/---

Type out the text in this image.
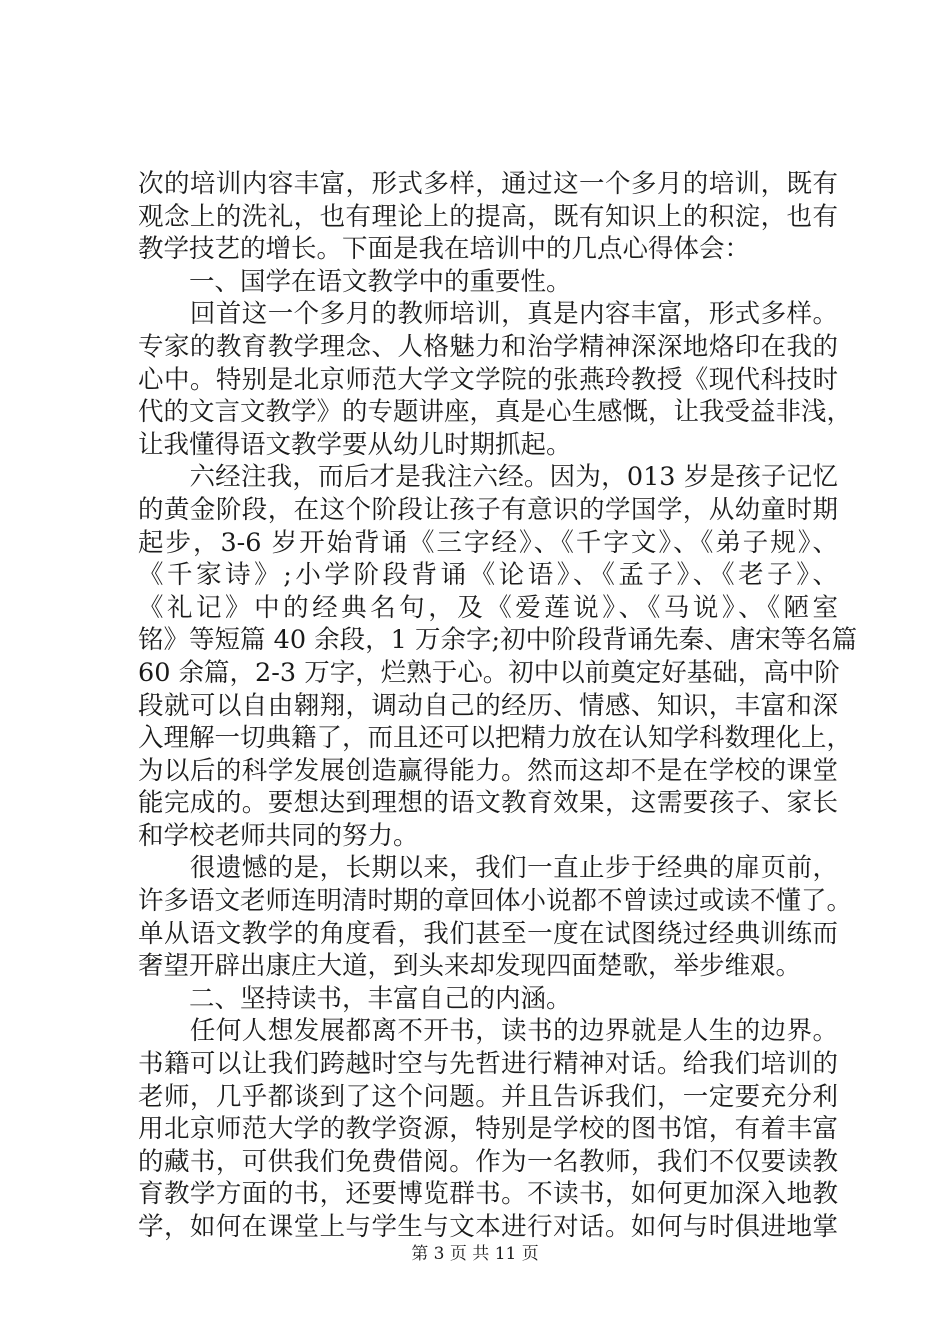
次的培训内容丰富，形式多样，通过这一个多月的培训，既有
观念上的洗礼，也有理论上的提高，既有知识上的积淀，也有
教学技艺的增长。下面是我在培训中的几点心得体会：
　　一、国学在语文教学中的重要性。
　　回首这一个多月的教师培训，真是内容丰富，形式多样。
专家的教育教学理念、人格魅力和治学精神深深地烙印在我的
心中。特别是北京师范大学文学院的张燕玲教授《现代科技时
代的文言文教学》的专题讲座，真是心生感慨，让我受益非浅，
让我懂得语文教学要从幼儿时期抓起。
　　六经注我，而后才是我注六经。因为，013 岁是孩子记忆
的黄金阶段，在这个阶段让孩子有意识的学国学，从幼童时期
起步，3-6 岁开始背诵《三字经》、《千字文》、《弟子规》、
《千家诗》;小学阶段背诵《论语》、《孟子》、《老子》、
《礼记》中的经典名句，及《爱莲说》、《马说》、《陋室
铭》等短篇 40 余段，1 万余字;初中阶段背诵先秦、唐宋等名篇
60 余篇，2-3 万字，烂熟于心。初中以前奠定好基础，高中阶
段就可以自由翱翔，调动自己的经历、情感、知识，丰富和深
入理解一切典籍了，而且还可以把精力放在认知学科数理化上，
为以后的科学发展创造赢得能力。然而这却不是在学校的课堂
能完成的。要想达到理想的语文教育效果，这需要孩子、家长
和学校老师共同的努力。
　　很遗憾的是，长期以来，我们一直止步于经典的扉页前，
许多语文老师连明清时期的章回体小说都不曾读过或读不懂了。
单从语文教学的角度看，我们甚至一度在试图绕过经典训练而
奢望开辟出康庄大道，到头来却发现四面楚歌，举步维艰。
　　二、坚持读书，丰富自己的内涵。
　　任何人想发展都离不开书，读书的边界就是人生的边界。
书籍可以让我们跨越时空与先哲进行精神对话。给我们培训的
老师，几乎都谈到了这个问题。并且告诉我们，一定要充分利
用北京师范大学的教学资源，特别是学校的图书馆，有着丰富
的藏书，可供我们免费借阅。作为一名教师，我们不仅要读教
育教学方面的书，还要博览群书。不读书，如何更加深入地教
学，如何在课堂上与学生与文本进行对话。如何与时俱进地掌
第 3 页 共 11 页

\---

Restate the records word for word, omitting images.

Type out the text in this image.
次的培训内容丰富，形式多样，通过这一个多月的培训，既有
观念上的洗礼，也有理论上的提高，既有知识上的积淀，也有
教学技艺的增长。下面是我在培训中的几点心得体会：
　　一、国学在语文教学中的重要性。
　　回首这一个多月的教师培训，真是内容丰富，形式多样。
专家的教育教学理念、人格魅力和治学精神深深地烙印在我的
心中。特别是北京师范大学文学院的张燕玲教授《现代科技时
代的文言文教学》的专题讲座，真是心生感慨，让我受益非浅，
让我懂得语文教学要从幼儿时期抓起。
　　六经注我，而后才是我注六经。因为，013 岁是孩子记忆
的黄金阶段，在这个阶段让孩子有意识的学国学，从幼童时期
起步，3-6 岁开始背诵《三字经》、《千字文》、《弟子规》、
《千家诗》;小学阶段背诵《论语》、《孟子》、《老子》、
《礼记》中的经典名句，及《爱莲说》、《马说》、《陋室
铭》等短篇 40 余段，1 万余字;初中阶段背诵先秦、唐宋等名篇
60 余篇，2-3 万字，烂熟于心。初中以前奠定好基础，高中阶
段就可以自由翱翔，调动自己的经历、情感、知识，丰富和深
入理解一切典籍了，而且还可以把精力放在认知学科数理化上，
为以后的科学发展创造赢得能力。然而这却不是在学校的课堂
能完成的。要想达到理想的语文教育效果，这需要孩子、家长
和学校老师共同的努力。
　　很遗憾的是，长期以来，我们一直止步于经典的扉页前，
许多语文老师连明清时期的章回体小说都不曾读过或读不懂了。
单从语文教学的角度看，我们甚至一度在试图绕过经典训练而
奢望开辟出康庄大道，到头来却发现四面楚歌，举步维艰。
　　二、坚持读书，丰富自己的内涵。
　　任何人想发展都离不开书，读书的边界就是人生的边界。
书籍可以让我们跨越时空与先哲进行精神对话。给我们培训的
老师，几乎都谈到了这个问题。并且告诉我们，一定要充分利
用北京师范大学的教学资源，特别是学校的图书馆，有着丰富
的藏书，可供我们免费借阅。作为一名教师，我们不仅要读教
育教学方面的书，还要博览群书。不读书，如何更加深入地教
学，如何在课堂上与学生与文本进行对话。如何与时俱进地掌
第 3 页 共 11 页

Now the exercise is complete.